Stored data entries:
------------------------------
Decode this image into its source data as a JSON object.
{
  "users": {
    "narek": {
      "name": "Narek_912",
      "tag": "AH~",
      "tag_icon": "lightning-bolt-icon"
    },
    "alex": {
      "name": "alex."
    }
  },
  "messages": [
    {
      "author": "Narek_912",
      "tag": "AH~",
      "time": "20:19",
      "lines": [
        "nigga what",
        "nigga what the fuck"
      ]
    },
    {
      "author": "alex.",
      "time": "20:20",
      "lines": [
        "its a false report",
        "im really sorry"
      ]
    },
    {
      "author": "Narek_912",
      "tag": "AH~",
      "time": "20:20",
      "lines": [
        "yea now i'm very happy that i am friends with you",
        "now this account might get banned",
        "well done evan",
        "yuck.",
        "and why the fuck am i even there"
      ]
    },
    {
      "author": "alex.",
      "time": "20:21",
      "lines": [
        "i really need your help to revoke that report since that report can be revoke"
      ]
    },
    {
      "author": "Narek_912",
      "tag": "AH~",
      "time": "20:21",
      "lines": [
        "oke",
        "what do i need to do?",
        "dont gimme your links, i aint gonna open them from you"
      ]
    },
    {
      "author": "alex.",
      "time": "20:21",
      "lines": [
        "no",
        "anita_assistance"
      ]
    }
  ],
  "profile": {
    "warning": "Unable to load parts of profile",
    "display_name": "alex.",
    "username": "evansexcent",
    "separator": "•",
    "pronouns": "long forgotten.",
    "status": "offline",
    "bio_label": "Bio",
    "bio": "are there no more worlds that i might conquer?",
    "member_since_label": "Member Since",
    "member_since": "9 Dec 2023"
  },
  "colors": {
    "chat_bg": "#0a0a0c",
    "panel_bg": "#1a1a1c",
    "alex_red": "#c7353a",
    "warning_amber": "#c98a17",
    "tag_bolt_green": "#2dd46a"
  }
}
------------------------------
Goal of the exercise: Extract every entry in the listing word for word.

Full answer:
Decode this image into its source data as a JSON object.
{
  "users": {
    "narek": {
      "name": "Narek_912",
      "tag": "AH~",
      "tag_icon": "lightning-bolt-icon"
    },
    "alex": {
      "name": "alex."
    }
  },
  "messages": [
    {
      "author": "Narek_912",
      "tag": "AH~",
      "time": "20:19",
      "lines": [
        "nigga what",
        "nigga what the fuck"
      ]
    },
    {
      "author": "alex.",
      "time": "20:20",
      "lines": [
        "its a false report",
        "im really sorry"
      ]
    },
    {
      "author": "Narek_912",
      "tag": "AH~",
      "time": "20:20",
      "lines": [
        "yea now i'm very happy that i am friends with you",
        "now this account might get banned",
        "well done evan",
        "yuck.",
        "and why the fuck am i even there"
      ]
    },
    {
      "author": "alex.",
      "time": "20:21",
      "lines": [
        "i really need your help to revoke that report since that report can be revoke"
      ]
    },
    {
      "author": "Narek_912",
      "tag": "AH~",
      "time": "20:21",
      "lines": [
        "oke",
        "what do i need to do?",
        "dont gimme your links, i aint gonna open them from you"
      ]
    },
    {
      "author": "alex.",
      "time": "20:21",
      "lines": [
        "no",
        "anita_assistance"
      ]
    }
  ],
  "profile": {
    "warning": "Unable to load parts of profile",
    "display_name": "alex.",
    "username": "evansexcent",
    "separator": "•",
    "pronouns": "long forgotten.",
    "status": "offline",
    "bio_label": "Bio",
    "bio": "are there no more worlds that i might conquer?",
    "member_since_label": "Member Since",
    "member_since": "9 Dec 2023"
  },
  "colors": {
    "chat_bg": "#0a0a0c",
    "panel_bg": "#1a1a1c",
    "alex_red": "#c7353a",
    "warning_amber": "#c98a17",
    "tag_bolt_green": "#2dd46a"
  }
}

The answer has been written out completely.